Task description
Locate each line in the records containing "other". Copy it.

(Recorded data)
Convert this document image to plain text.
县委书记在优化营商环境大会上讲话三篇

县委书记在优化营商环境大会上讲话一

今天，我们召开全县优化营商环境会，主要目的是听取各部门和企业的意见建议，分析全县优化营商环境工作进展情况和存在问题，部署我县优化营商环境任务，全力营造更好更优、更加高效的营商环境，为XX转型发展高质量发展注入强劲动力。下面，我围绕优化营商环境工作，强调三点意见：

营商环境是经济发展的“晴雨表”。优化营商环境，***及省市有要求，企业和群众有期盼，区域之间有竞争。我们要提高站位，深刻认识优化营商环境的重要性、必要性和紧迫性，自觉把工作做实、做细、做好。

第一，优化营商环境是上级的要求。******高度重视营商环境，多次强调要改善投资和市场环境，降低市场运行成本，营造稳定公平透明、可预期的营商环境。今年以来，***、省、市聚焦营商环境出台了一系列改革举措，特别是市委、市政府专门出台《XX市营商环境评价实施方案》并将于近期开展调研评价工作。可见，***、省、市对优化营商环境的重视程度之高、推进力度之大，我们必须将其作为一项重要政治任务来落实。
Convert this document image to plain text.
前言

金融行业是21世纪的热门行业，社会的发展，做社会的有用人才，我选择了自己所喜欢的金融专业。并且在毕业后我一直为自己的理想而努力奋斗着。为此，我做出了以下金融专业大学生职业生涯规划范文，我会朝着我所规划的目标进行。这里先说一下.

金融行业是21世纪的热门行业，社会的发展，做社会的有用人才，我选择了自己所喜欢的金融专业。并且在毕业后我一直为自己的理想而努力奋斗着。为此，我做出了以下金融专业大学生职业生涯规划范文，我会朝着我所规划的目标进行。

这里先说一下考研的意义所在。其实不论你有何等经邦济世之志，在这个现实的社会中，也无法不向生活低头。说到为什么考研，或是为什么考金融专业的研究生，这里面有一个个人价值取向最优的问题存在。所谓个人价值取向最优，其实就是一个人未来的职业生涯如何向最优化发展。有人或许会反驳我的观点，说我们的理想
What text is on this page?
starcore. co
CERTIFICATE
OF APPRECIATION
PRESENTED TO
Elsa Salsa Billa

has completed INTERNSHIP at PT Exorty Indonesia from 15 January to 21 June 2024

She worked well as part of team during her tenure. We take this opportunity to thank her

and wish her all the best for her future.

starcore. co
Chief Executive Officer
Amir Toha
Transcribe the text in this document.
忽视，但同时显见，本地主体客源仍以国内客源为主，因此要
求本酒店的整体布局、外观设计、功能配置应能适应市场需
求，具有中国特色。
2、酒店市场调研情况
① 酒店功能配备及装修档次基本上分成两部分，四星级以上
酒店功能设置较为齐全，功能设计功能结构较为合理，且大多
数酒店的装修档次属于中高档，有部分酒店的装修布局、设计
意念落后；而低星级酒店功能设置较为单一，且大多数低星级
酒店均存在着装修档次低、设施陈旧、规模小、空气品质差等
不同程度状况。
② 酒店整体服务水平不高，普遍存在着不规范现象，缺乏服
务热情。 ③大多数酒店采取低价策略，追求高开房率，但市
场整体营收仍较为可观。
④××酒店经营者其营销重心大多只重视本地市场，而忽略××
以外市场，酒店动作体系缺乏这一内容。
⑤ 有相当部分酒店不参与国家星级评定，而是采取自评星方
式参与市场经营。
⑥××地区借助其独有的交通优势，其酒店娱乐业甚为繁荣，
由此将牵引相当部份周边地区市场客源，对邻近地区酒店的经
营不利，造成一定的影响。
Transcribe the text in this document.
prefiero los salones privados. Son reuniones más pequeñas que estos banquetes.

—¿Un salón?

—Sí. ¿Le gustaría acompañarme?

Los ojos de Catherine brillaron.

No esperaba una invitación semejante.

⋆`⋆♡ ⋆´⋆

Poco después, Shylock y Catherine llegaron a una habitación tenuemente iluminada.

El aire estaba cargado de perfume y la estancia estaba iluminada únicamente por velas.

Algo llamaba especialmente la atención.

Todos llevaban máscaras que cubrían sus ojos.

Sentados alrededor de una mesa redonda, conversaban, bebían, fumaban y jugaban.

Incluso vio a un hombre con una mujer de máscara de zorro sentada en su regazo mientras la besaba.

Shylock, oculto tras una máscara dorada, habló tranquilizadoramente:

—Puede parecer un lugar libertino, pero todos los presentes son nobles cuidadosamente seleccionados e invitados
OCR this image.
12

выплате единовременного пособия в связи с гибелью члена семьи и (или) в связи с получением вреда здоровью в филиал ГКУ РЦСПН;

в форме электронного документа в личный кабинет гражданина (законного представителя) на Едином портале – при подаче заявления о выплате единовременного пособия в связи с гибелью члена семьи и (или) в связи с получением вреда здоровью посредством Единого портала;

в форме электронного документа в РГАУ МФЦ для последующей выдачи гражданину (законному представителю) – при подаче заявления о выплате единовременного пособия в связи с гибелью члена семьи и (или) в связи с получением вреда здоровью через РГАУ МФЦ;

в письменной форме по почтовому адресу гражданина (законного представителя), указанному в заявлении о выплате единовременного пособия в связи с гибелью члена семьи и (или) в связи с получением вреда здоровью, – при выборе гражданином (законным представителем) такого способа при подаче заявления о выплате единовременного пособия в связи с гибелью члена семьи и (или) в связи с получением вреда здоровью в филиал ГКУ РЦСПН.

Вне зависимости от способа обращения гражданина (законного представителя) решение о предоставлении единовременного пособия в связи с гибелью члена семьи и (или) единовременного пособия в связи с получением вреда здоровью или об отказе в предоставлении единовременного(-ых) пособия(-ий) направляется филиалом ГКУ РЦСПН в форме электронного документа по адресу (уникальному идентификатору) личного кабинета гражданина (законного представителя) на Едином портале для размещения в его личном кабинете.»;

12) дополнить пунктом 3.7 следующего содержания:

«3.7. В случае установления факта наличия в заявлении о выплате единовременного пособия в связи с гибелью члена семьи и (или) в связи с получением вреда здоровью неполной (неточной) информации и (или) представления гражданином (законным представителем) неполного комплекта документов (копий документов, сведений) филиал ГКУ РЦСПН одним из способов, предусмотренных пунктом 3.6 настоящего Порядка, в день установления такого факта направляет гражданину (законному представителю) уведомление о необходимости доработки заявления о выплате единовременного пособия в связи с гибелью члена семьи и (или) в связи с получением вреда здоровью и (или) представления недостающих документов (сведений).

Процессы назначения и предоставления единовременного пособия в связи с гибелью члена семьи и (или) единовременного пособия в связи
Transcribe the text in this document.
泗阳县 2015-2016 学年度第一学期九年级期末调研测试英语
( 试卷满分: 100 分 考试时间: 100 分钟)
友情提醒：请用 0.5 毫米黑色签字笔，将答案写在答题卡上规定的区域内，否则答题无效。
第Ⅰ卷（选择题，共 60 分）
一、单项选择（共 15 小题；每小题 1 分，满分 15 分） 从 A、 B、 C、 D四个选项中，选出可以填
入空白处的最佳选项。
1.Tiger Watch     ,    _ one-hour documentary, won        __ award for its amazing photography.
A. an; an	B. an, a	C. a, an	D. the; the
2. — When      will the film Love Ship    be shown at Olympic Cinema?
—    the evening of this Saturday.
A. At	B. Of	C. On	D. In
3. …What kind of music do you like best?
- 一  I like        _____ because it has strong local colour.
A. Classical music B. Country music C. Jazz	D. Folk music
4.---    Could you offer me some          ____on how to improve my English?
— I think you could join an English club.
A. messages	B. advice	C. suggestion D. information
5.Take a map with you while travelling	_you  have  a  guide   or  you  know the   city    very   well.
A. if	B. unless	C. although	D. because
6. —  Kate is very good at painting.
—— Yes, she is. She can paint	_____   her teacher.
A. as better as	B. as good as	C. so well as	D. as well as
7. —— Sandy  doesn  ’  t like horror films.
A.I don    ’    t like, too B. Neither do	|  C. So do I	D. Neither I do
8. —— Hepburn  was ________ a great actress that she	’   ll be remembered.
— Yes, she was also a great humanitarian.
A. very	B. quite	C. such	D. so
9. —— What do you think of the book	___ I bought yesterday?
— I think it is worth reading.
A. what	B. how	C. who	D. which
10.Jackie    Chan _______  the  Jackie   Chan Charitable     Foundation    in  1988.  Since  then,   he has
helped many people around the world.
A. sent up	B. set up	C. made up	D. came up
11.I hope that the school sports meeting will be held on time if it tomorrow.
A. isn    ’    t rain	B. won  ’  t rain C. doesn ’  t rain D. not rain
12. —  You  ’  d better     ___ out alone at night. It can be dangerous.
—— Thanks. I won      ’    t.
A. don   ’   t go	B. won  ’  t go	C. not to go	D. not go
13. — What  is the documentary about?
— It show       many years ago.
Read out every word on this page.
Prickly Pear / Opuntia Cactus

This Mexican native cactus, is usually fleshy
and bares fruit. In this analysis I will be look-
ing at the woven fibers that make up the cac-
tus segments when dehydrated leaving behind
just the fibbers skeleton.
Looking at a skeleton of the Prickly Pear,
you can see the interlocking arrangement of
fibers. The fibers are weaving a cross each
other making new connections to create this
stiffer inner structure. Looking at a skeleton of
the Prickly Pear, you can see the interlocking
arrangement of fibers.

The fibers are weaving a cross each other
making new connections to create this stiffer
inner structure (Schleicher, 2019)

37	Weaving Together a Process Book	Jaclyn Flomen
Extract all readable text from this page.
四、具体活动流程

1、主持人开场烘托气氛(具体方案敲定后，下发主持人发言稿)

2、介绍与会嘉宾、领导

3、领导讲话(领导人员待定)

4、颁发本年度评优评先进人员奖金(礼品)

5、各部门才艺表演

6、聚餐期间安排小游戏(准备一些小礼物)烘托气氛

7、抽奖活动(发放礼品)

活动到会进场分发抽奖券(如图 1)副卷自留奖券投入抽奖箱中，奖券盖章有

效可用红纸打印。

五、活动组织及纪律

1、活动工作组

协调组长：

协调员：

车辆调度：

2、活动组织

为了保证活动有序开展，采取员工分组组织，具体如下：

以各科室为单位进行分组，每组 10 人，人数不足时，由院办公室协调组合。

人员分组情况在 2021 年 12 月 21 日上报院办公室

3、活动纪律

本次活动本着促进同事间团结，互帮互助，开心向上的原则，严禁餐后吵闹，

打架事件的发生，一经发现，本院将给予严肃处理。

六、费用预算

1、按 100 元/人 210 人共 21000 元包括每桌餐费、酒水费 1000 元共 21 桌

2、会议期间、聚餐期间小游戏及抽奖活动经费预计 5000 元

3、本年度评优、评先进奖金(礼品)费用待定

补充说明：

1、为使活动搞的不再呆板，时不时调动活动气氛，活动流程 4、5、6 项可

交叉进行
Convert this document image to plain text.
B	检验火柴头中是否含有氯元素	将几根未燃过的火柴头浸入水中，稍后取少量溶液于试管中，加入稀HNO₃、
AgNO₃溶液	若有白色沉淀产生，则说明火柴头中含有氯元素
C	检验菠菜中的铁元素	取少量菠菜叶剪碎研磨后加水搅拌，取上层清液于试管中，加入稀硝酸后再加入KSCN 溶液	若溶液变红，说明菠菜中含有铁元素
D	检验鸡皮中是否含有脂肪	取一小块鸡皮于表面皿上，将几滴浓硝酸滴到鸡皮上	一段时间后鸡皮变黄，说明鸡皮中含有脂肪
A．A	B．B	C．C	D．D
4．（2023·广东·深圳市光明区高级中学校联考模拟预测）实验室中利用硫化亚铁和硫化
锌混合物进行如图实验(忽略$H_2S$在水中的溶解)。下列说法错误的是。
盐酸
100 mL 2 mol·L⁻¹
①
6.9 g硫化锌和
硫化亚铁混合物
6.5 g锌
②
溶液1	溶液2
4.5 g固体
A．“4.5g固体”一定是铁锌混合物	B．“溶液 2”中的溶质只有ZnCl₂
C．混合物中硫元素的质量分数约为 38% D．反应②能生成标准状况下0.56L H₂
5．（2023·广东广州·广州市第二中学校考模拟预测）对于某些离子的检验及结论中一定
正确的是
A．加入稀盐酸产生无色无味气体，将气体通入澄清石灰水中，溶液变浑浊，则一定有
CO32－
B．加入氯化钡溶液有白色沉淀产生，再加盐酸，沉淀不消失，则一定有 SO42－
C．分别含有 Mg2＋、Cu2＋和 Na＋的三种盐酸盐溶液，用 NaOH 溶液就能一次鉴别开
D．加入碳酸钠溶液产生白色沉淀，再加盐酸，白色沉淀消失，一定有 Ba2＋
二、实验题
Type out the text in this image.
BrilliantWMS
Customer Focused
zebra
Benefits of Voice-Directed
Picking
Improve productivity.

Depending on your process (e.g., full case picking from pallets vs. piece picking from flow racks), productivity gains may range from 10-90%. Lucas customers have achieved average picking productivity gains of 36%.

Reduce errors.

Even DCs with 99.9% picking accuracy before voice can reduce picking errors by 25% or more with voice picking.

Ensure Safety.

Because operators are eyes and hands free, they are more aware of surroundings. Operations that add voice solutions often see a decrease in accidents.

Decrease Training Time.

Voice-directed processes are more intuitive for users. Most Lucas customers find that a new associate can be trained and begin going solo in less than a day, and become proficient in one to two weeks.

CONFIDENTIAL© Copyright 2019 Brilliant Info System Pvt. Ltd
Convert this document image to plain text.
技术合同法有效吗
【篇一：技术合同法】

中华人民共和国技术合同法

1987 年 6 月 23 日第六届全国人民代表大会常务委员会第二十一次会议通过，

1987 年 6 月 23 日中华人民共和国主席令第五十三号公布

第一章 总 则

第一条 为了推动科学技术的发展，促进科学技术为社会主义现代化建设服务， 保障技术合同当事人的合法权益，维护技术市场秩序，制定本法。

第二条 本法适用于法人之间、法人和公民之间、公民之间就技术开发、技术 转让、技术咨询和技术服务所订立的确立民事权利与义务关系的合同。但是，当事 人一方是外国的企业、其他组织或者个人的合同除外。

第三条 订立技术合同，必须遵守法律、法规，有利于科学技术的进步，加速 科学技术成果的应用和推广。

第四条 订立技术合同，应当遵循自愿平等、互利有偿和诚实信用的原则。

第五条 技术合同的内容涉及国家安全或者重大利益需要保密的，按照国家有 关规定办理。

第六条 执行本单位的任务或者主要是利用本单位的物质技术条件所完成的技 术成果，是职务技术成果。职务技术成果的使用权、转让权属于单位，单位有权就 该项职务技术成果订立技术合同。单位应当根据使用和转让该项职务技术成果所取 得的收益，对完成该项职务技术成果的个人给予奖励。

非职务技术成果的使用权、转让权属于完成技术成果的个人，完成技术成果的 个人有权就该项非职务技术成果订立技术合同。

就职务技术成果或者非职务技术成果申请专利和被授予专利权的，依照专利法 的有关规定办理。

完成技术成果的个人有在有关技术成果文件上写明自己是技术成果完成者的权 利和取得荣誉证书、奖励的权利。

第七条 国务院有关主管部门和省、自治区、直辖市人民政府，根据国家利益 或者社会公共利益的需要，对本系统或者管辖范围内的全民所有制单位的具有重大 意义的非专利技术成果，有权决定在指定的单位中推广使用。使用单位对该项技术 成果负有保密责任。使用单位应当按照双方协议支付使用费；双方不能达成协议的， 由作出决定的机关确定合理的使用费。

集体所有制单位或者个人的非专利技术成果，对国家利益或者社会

Written answer
other making new connections to create this
The fibers are weaving a cross each other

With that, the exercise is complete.